-- Start of MATERIAL SHOWN --

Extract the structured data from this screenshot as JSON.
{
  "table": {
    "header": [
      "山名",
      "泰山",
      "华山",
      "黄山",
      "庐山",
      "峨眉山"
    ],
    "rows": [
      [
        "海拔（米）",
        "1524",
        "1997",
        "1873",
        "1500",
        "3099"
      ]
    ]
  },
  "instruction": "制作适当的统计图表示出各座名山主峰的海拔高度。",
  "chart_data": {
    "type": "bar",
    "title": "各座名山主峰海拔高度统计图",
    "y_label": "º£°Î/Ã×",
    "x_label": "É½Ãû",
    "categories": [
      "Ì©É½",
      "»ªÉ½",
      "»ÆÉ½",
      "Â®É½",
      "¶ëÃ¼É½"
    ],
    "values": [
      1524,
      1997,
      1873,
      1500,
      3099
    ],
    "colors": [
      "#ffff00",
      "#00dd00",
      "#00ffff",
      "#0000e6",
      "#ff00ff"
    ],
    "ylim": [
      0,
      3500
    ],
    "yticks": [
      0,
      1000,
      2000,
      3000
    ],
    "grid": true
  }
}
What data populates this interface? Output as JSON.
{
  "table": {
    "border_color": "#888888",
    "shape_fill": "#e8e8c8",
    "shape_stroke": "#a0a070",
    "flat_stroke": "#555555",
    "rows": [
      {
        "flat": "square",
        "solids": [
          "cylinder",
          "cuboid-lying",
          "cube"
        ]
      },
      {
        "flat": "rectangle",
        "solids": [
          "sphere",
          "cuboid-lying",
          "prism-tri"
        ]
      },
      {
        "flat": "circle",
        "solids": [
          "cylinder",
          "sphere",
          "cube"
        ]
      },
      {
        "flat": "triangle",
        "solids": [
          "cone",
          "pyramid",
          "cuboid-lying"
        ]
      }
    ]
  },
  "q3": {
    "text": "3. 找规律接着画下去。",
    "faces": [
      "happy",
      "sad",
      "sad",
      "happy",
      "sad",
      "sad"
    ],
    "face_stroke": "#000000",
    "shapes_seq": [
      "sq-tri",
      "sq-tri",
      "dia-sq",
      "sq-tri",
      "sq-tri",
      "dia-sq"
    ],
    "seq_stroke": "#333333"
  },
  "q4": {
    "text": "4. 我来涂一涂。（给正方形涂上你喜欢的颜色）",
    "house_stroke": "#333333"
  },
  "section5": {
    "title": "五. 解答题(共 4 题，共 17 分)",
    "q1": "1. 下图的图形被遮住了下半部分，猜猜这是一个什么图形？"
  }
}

-- End of MATERIAL SHOWN --

■ TASK REQUIREMENTS:
All entries shown above should be printed again exactly.

■ FINAL RESULT:
Extract the structured data from this screenshot as JSON.
{
  "table": {
    "header": [
      "山名",
      "泰山",
      "华山",
      "黄山",
      "庐山",
      "峨眉山"
    ],
    "rows": [
      [
        "海拔（米）",
        "1524",
        "1997",
        "1873",
        "1500",
        "3099"
      ]
    ]
  },
  "instruction": "制作适当的统计图表示出各座名山主峰的海拔高度。",
  "chart_data": {
    "type": "bar",
    "title": "各座名山主峰海拔高度统计图",
    "y_label": "º£°Î/Ã×",
    "x_label": "É½Ãû",
    "categories": [
      "Ì©É½",
      "»ªÉ½",
      "»ÆÉ½",
      "Â®É½",
      "¶ëÃ¼É½"
    ],
    "values": [
      1524,
      1997,
      1873,
      1500,
      3099
    ],
    "colors": [
      "#ffff00",
      "#00dd00",
      "#00ffff",
      "#0000e6",
      "#ff00ff"
    ],
    "ylim": [
      0,
      3500
    ],
    "yticks": [
      0,
      1000,
      2000,
      3000
    ],
    "grid": true
  }
}
What data populates this interface? Output as JSON.
{
  "table": {
    "border_color": "#888888",
    "shape_fill": "#e8e8c8",
    "shape_stroke": "#a0a070",
    "flat_stroke": "#555555",
    "rows": [
      {
        "flat": "square",
        "solids": [
          "cylinder",
          "cuboid-lying",
          "cube"
        ]
      },
      {
        "flat": "rectangle",
        "solids": [
          "sphere",
          "cuboid-lying",
          "prism-tri"
        ]
      },
      {
        "flat": "circle",
        "solids": [
          "cylinder",
          "sphere",
          "cube"
        ]
      },
      {
        "flat": "triangle",
        "solids": [
          "cone",
          "pyramid",
          "cuboid-lying"
        ]
      }
    ]
  },
  "q3": {
    "text": "3. 找规律接着画下去。",
    "faces": [
      "happy",
      "sad",
      "sad",
      "happy",
      "sad",
      "sad"
    ],
    "face_stroke": "#000000",
    "shapes_seq": [
      "sq-tri",
      "sq-tri",
      "dia-sq",
      "sq-tri",
      "sq-tri",
      "dia-sq"
    ],
    "seq_stroke": "#333333"
  },
  "q4": {
    "text": "4. 我来涂一涂。（给正方形涂上你喜欢的颜色）",
    "house_stroke": "#333333"
  },
  "section5": {
    "title": "五. 解答题(共 4 题，共 17 分)",
    "q1": "1. 下图的图形被遮住了下半部分，猜猜这是一个什么图形？"
  }
}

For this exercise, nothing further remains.